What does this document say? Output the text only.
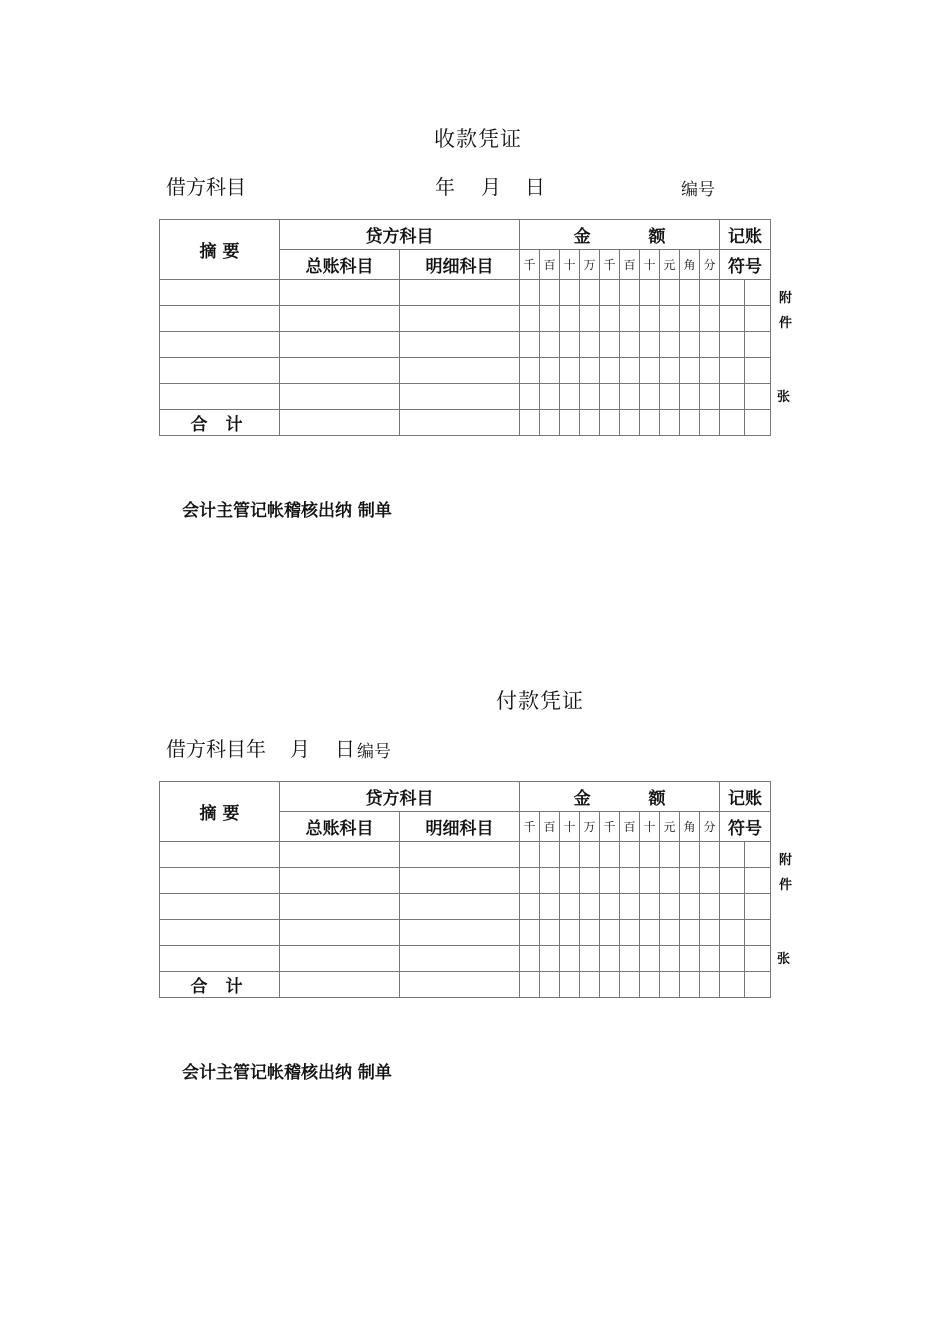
收款凭证
借方科目	年 月 日	编号
摘 要	贷方科目		金 额										记账	
	总账科目	明细科目	千	百	十	万	千	百	十	元	角	分	符号	

合 计														
附
件
张
会计主管记帐稽核出纳 制单
付款凭证
借方科目年 月 日 编号
摘 要	贷方科目		金 额										记账	
	总账科目	明细科目	千	百	十	万	千	百	十	元	角	分	符号	

合 计														
附
件
张
会计主管记帐稽核出纳 制单
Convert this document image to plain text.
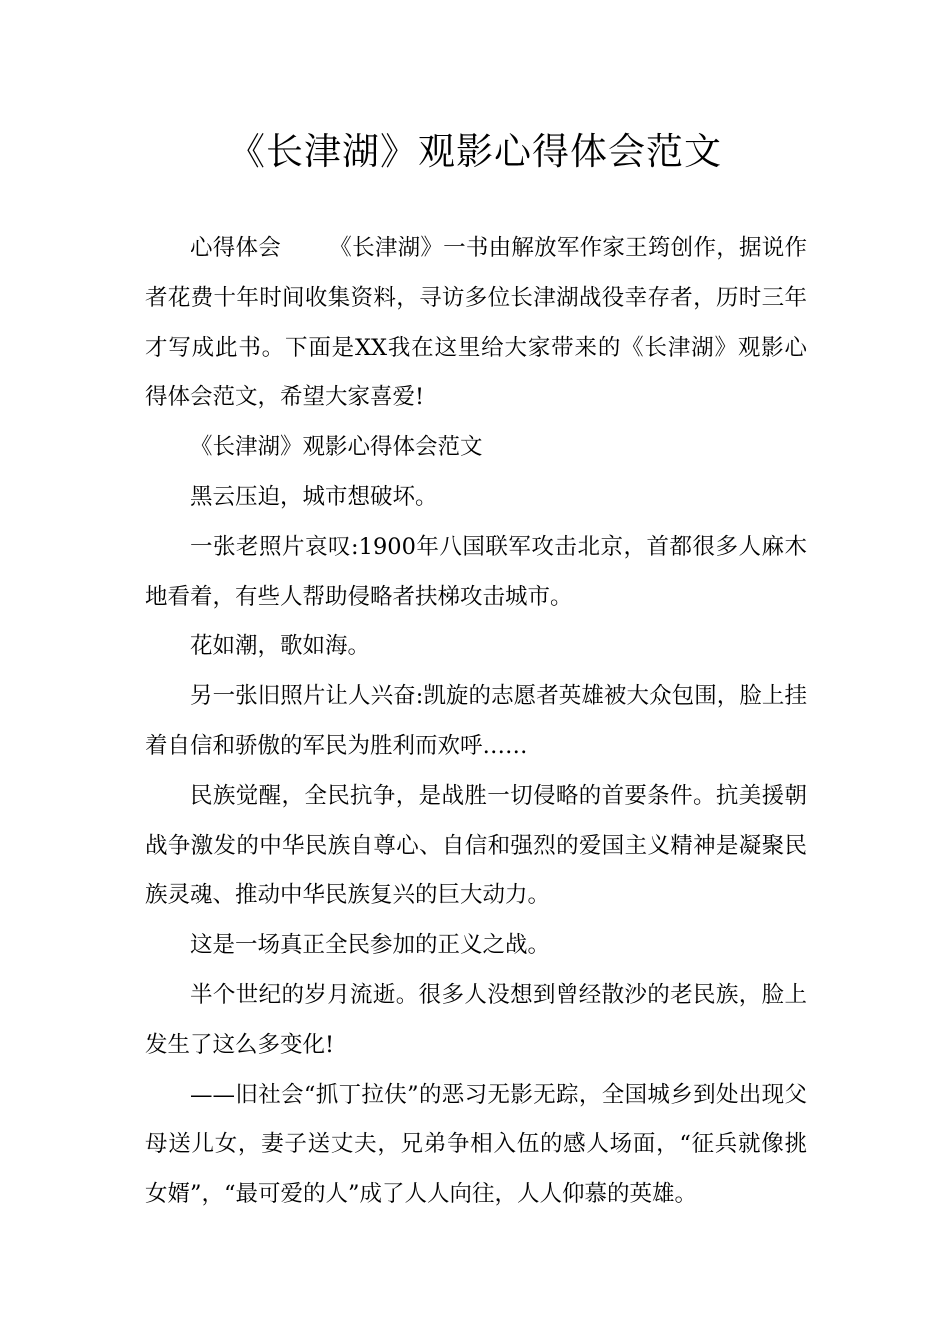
《长津湖》观影心得体会范文

心得体会 《长津湖》一书由解放军作家王筠创作，据说作者花费十年时间收集资料，寻访多位长津湖战役幸存者，历时三年才写成此书。下面是XX我在这里给大家带来的《长津湖》观影心得体会范文，希望大家喜爱!

《长津湖》观影心得体会范文

黑云压迫，城市想破坏。

一张老照片哀叹:1900年八国联军攻击北京，首都很多人麻木地看着，有些人帮助侵略者扶梯攻击城市。

花如潮，歌如海。

另一张旧照片让人兴奋:凯旋的志愿者英雄被大众包围，脸上挂着自信和骄傲的军民为胜利而欢呼……

民族觉醒，全民抗争，是战胜一切侵略的首要条件。抗美援朝战争激发的中华民族自尊心、自信和强烈的爱国主义精神是凝聚民族灵魂、推动中华民族复兴的巨大动力。

这是一场真正全民参加的正义之战。

半个世纪的岁月流逝。很多人没想到曾经散沙的老民族，脸上发生了这么多变化!

——旧社会“抓丁拉伕”的恶习无影无踪，全国城乡到处出现父母送儿女，妻子送丈夫，兄弟争相入伍的感人场面，“征兵就像挑女婿”，“最可爱的人”成了人人向往，人人仰慕的英雄。
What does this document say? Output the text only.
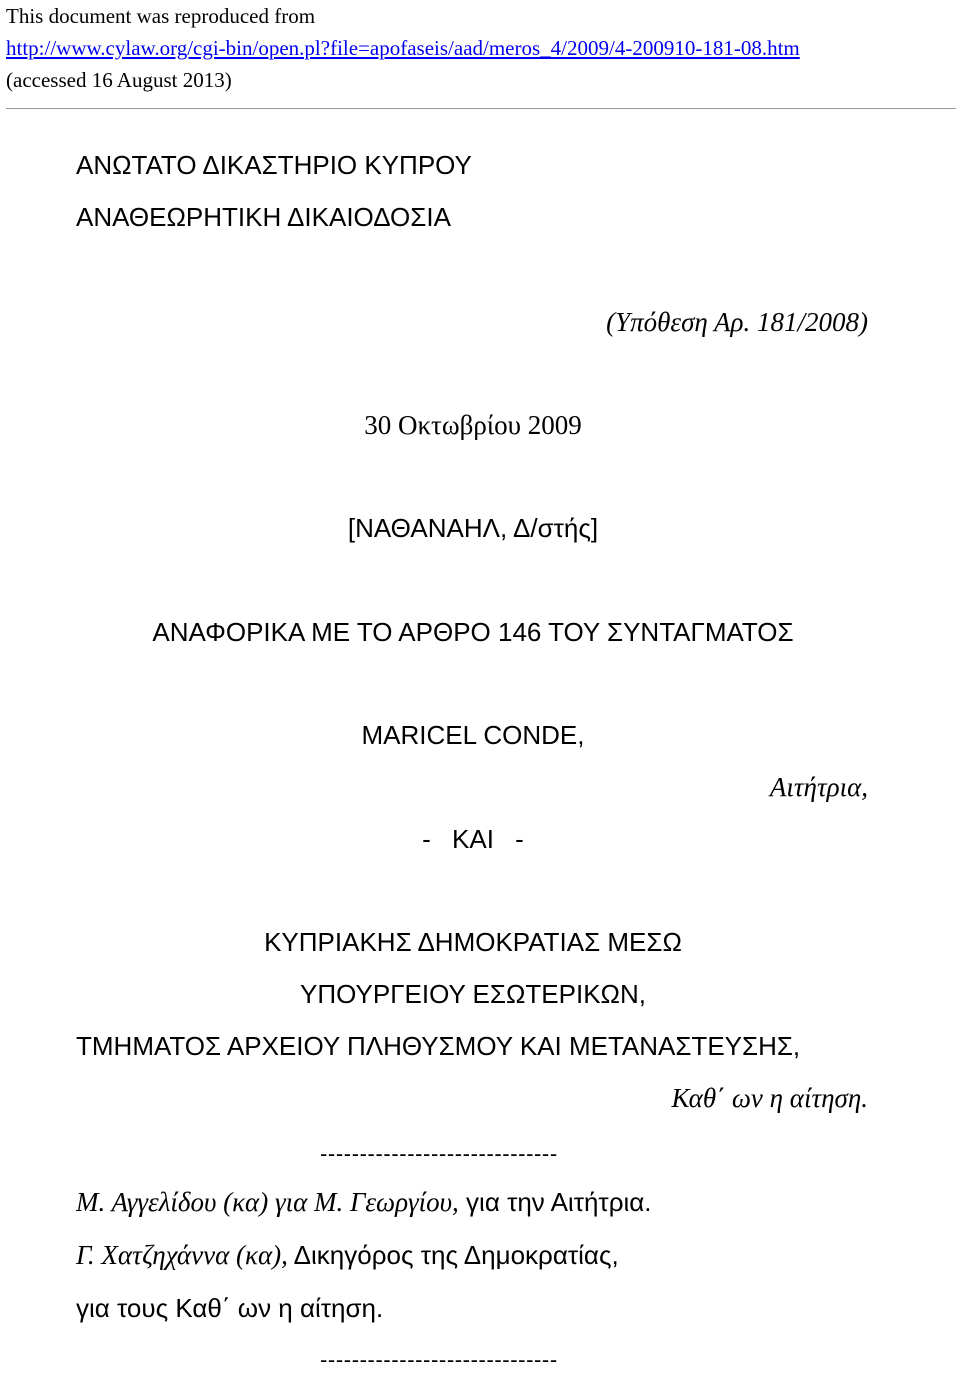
This document was reproduced from
http://www.cylaw.org/cgi-bin/open.pl?file=apofaseis/aad/meros_4/2009/4-200910-181-08.htm
(accessed 16 August 2013)
ΑΝΩΤΑΤΟ ΔΙΚΑΣΤΗΡΙΟ ΚΥΠΡΟΥ
ΑΝΑΘΕΩΡΗΤΙΚΗ ΔΙΚΑΙΟΔΟΣΙΑ
(Υπόθεση Αρ. 181/2008)
30 Οκτωβρίου 2009
[ΝΑΘΑΝΑΗΛ, Δ/στής]
ΑΝΑΦΟΡΙΚΑ ΜΕ ΤΟ ΑΡΘΡΟ 146 ΤΟΥ ΣΥΝΤΑΓΜΑΤΟΣ
MARICEL CONDE,
Αιτήτρια,
- ΚΑΙ -
ΚΥΠΡΙΑΚΗΣ ΔΗΜΟΚΡΑΤΙΑΣ ΜΕΣΩ
ΥΠΟΥΡΓΕΙΟΥ ΕΣΩΤΕΡΙΚΩΝ,
ΤΜΗΜΑΤΟΣ ΑΡΧΕΙΟΥ ΠΛΗΘΥΣΜΟΥ ΚΑΙ ΜΕΤΑΝΑΣΤΕΥΣΗΣ,
Καθ΄ ων η αίτηση.
------------------------------
Μ. Αγγελίδου (κα) για Μ. Γεωργίου, για την Αιτήτρια.
Γ. Χατζηχάννα (κα), Δικηγόρος της Δημοκρατίας,
για τους Καθ΄ ων η αίτηση.
------------------------------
——————
Search the preceding listing for the word "document" and pull out every line that holds it.

What does this document say? Output the text only.
Convert this document image to plain text.
What does this document say? Output the text only.
This document was reproduced from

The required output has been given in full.